_DESCRIPTION OF THE TASK_
Reproduce each line bearing the word "Dynamic".

□ □ □ □

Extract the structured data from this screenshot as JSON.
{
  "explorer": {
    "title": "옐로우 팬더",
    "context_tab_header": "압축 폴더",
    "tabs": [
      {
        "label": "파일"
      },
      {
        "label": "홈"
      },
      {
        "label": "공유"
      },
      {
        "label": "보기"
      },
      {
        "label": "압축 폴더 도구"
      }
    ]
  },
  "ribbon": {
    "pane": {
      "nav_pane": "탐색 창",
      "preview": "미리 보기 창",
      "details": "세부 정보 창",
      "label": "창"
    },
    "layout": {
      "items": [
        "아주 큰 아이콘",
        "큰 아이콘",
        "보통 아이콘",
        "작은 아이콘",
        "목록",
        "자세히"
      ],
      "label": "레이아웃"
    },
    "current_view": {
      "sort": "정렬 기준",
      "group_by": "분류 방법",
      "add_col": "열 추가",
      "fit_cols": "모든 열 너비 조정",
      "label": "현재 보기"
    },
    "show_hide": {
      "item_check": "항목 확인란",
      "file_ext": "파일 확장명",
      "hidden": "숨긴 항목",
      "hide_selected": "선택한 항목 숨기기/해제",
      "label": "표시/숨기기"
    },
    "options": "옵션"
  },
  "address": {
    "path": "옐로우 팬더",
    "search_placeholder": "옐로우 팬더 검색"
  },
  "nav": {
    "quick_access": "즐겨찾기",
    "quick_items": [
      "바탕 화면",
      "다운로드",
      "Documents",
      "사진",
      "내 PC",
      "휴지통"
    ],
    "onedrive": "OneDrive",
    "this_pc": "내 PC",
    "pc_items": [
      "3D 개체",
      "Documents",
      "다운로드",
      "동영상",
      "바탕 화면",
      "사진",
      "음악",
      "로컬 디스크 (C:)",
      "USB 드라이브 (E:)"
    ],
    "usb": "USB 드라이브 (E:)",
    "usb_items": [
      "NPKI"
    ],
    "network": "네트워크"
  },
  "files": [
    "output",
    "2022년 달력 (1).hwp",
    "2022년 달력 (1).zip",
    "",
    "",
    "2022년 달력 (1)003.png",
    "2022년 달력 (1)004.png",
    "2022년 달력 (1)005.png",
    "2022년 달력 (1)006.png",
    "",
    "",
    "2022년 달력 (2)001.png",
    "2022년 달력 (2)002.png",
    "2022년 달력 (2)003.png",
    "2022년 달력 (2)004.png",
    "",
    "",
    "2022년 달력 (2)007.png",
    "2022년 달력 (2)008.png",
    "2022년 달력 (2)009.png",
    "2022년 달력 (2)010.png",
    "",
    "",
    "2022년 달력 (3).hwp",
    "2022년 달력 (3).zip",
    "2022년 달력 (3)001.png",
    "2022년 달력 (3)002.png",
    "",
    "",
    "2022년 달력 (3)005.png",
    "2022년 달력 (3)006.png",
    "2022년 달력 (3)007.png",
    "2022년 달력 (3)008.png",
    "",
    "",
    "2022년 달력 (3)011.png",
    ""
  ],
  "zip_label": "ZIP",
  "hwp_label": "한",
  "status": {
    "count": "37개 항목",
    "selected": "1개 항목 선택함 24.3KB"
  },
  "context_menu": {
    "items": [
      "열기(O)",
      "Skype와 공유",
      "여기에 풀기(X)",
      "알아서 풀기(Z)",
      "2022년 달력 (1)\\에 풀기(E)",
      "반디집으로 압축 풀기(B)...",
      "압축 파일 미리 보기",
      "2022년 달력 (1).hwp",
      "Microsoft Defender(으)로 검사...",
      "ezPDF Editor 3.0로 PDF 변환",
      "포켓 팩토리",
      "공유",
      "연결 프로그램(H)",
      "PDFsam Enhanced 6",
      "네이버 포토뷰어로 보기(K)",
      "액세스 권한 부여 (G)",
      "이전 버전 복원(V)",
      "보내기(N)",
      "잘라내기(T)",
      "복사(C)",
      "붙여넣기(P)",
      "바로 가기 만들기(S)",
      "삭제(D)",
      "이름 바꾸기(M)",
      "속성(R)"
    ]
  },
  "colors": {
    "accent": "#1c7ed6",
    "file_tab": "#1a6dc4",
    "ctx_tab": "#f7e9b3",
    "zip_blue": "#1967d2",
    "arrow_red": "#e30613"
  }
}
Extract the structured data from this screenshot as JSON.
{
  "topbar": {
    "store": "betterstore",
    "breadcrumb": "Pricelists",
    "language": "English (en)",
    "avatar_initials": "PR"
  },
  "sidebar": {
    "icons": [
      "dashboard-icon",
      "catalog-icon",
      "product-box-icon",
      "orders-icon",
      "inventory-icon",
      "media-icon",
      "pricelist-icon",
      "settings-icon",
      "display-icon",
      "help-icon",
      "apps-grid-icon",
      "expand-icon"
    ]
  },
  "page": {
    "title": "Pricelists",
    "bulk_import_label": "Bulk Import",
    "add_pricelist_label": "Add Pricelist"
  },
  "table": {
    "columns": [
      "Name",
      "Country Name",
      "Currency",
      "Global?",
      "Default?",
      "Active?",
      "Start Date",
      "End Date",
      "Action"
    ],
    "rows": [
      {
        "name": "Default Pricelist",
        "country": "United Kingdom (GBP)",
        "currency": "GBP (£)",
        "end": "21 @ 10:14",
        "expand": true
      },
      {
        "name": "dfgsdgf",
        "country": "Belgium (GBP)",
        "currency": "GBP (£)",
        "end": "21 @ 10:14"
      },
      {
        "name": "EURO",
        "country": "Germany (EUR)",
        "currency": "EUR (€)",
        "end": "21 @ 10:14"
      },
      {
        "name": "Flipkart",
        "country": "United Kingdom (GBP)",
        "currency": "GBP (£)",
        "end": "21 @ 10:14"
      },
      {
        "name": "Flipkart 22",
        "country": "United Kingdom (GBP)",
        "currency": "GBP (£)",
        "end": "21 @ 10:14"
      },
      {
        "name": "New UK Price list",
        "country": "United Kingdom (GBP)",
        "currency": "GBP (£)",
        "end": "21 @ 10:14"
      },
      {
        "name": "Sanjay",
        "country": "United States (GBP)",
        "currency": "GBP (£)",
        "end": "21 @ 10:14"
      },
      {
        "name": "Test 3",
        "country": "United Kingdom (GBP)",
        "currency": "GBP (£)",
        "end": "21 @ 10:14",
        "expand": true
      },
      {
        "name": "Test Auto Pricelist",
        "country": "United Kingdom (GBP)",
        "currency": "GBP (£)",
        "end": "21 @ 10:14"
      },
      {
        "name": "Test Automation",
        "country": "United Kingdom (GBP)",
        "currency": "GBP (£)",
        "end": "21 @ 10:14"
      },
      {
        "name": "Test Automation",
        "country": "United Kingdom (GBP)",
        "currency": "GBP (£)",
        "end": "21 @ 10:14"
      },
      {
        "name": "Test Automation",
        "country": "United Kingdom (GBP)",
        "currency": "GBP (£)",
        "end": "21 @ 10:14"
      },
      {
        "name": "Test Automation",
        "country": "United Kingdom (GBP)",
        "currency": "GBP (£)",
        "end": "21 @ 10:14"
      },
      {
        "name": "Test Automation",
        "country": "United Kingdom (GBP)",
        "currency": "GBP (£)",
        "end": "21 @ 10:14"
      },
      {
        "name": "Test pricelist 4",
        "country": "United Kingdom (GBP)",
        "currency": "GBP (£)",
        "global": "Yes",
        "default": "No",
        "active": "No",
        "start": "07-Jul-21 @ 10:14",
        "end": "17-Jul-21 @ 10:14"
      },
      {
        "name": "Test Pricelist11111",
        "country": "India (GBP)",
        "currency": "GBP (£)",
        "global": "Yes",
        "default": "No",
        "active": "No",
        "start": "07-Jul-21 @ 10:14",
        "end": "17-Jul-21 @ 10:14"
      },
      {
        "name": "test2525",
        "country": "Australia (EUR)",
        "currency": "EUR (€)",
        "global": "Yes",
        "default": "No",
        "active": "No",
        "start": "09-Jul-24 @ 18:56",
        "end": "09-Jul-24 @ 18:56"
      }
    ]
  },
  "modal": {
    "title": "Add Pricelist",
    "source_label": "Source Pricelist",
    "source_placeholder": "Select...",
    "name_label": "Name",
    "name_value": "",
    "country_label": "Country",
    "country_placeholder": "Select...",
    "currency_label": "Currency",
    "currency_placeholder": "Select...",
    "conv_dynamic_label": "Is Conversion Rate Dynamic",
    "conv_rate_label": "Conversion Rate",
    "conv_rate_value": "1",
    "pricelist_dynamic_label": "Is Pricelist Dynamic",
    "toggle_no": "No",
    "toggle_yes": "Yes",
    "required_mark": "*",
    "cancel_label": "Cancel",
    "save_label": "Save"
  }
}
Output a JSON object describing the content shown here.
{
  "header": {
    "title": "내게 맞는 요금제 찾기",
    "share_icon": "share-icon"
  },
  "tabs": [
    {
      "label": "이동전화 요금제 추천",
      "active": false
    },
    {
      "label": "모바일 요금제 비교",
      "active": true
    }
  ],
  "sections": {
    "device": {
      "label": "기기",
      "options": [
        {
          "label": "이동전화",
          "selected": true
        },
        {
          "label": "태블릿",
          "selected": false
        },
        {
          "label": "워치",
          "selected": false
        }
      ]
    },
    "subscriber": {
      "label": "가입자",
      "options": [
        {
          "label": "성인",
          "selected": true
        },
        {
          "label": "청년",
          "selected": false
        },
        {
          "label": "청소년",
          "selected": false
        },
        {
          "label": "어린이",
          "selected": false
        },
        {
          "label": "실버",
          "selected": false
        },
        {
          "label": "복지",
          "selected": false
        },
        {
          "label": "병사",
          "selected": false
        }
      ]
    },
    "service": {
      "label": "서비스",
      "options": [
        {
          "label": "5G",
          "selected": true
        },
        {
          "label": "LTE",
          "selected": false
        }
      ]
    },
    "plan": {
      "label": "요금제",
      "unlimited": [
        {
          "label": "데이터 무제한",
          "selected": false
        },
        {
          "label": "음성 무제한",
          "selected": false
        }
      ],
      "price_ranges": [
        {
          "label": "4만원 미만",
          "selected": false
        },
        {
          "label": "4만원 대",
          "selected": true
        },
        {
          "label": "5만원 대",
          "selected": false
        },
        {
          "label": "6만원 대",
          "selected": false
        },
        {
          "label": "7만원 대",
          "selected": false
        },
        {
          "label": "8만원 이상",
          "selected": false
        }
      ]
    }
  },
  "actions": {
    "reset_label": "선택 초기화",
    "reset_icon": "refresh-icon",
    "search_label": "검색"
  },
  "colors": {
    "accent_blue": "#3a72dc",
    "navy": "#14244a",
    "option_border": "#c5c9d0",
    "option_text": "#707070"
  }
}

□ □ □ □

_EXERCISE SOLUTION_
    "conv_dynamic_label": "Is Conversion Rate Dynamic",
    "pricelist_dynamic_label": "Is Pricelist Dynamic",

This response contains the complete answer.